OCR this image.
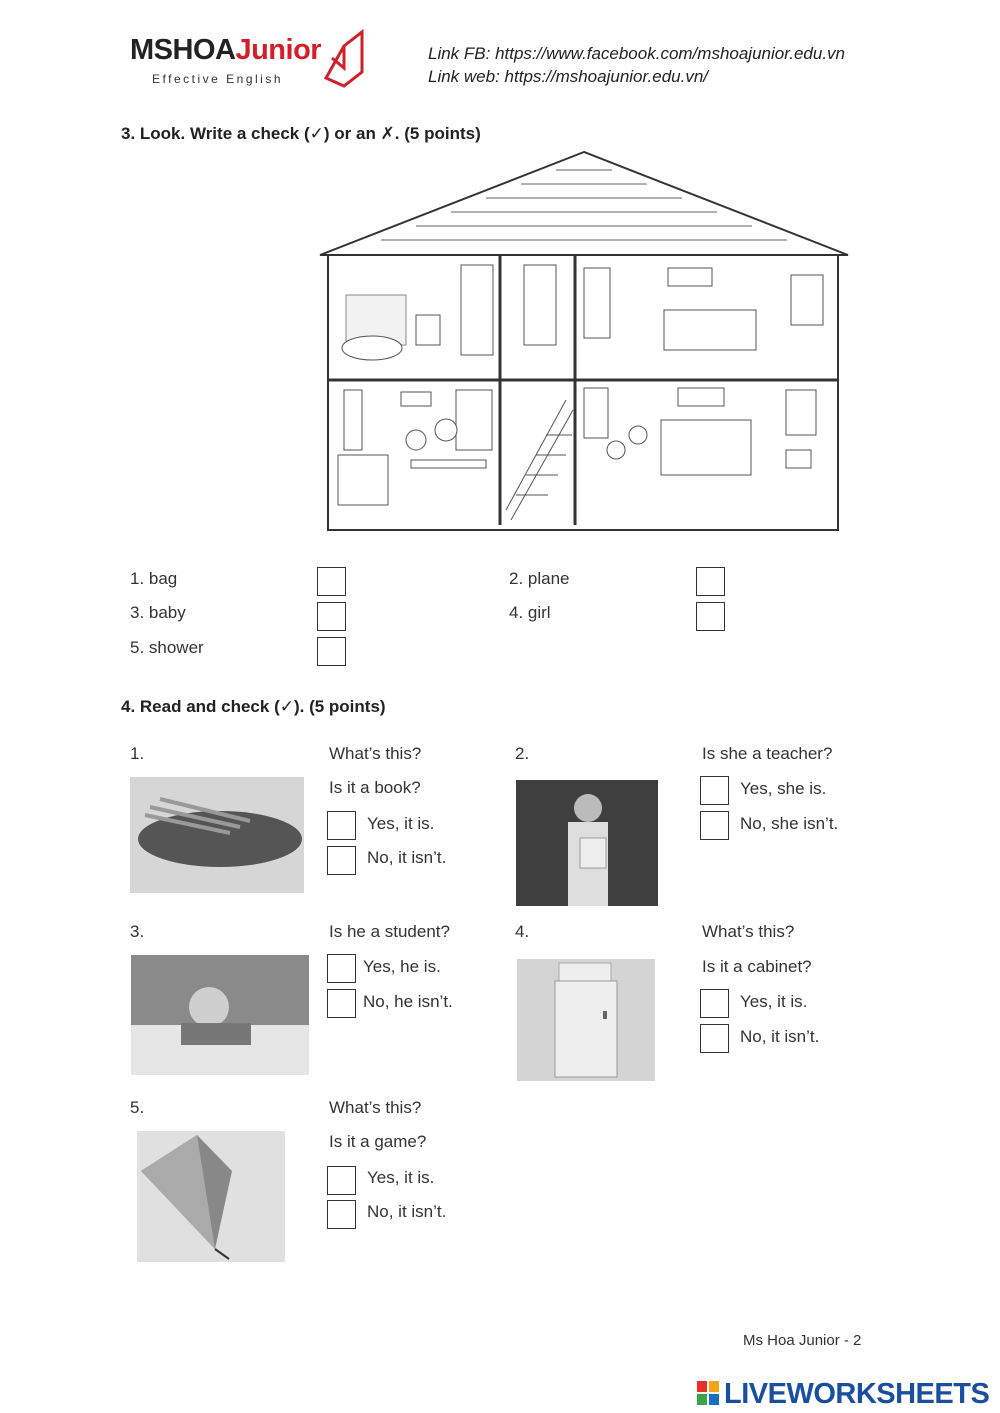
MSHOAJunior
Effective English
Link FB: https://www.facebook.com/mshoajunior.edu.vn
Link web: https://mshoajunior.edu.vn/
3. Look. Write a check (✓) or an ✗. (5 points)
1. bag	2. plane
3. baby	4. girl
5. shower
4. Read and check (✓). (5 points)
1.	What’s this?
Is it a book?
Yes, it is.
No, it isn’t.
2.	Is she a teacher?
Yes, she is.
No, she isn’t.
3.	Is he a student?
Yes, he is.
No, he isn’t.
4.	What’s this?
Is it a cabinet?
Yes, it is.
No, it isn’t.
5.	What’s this?
Is it a game?
Yes, it is.
No, it isn’t.
Ms Hoa Junior - 2
LIVEWORKSHEETS
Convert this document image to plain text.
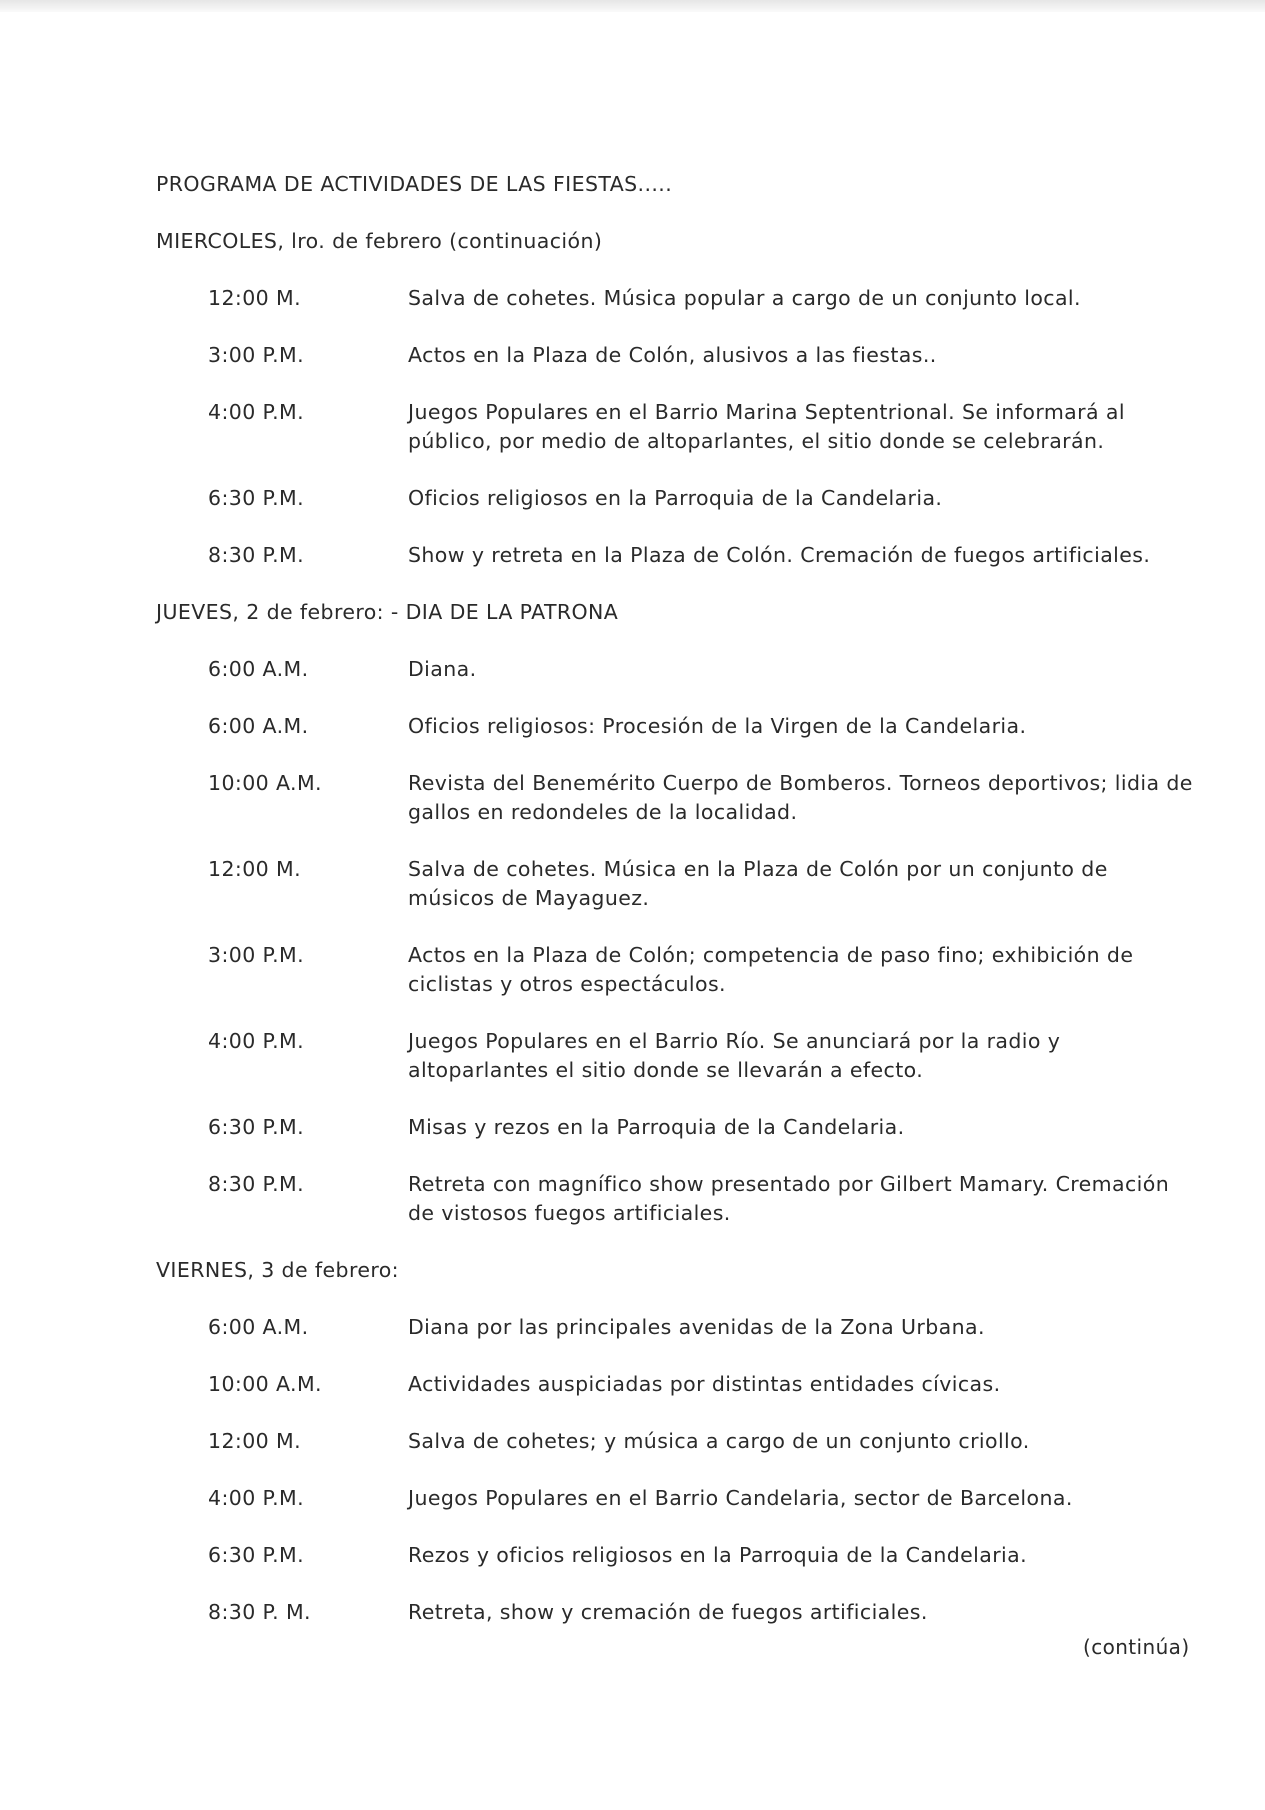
PROGRAMA DE ACTIVIDADES DE LAS FIESTAS.....
MIERCOLES, lro. de febrero (continuación)
12:00 M.	Salva de cohetes. Música popular a cargo de un conjunto local.
3:00 P.M.	Actos en la Plaza de Colón, alusivos a las fiestas..
4:00 P.M.	Juegos Populares en el Barrio Marina Septentrional. Se informará al público, por medio de altoparlantes, el sitio donde se celebrarán.
6:30 P.M.	Oficios religiosos en la Parroquia de la Candelaria.
8:30 P.M.	Show y retreta en la Plaza de Colón. Cremación de fuegos artificiales.
JUEVES, 2 de febrero: - DIA DE LA PATRONA
6:00 A.M.	Diana.
6:00 A.M.	Oficios religiosos: Procesión de la Virgen de la Candelaria.
10:00 A.M.	Revista del Benemérito Cuerpo de Bomberos. Torneos deportivos; lidia de gallos en redondeles de la localidad.
12:00 M.	Salva de cohetes. Música en la Plaza de Colón por un conjunto de músicos de Mayaguez.
3:00 P.M.	Actos en la Plaza de Colón; competencia de paso fino; exhibición de ciclistas y otros espectáculos.
4:00 P.M.	Juegos Populares en el Barrio Río. Se anunciará por la radio y altoparlantes el sitio donde se llevarán a efecto.
6:30 P.M.	Misas y rezos en la Parroquia de la Candelaria.
8:30 P.M.	Retreta con magnífico show presentado por Gilbert Mamary. Cremación de vistosos fuegos artificiales.
VIERNES, 3 de febrero:
6:00 A.M.	Diana por las principales avenidas de la Zona Urbana.
10:00 A.M.	Actividades auspiciadas por distintas entidades cívicas.
12:00 M.	Salva de cohetes; y música a cargo de un conjunto criollo.
4:00 P.M.	Juegos Populares en el Barrio Candelaria, sector de Barcelona.
6:30 P.M.	Rezos y oficios religiosos en la Parroquia de la Candelaria.
8:30 P. M.	Retreta, show y cremación de fuegos artificiales.
(continúa)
# # # # # # #
## Exercise objective
Using the records given above, list every line that includes the word "cargo".

## Task solution
12:00 M.	Salva de cohetes. Música popular a cargo de un conjunto local.
12:00 M.	Salva de cohetes; y música a cargo de un conjunto criollo.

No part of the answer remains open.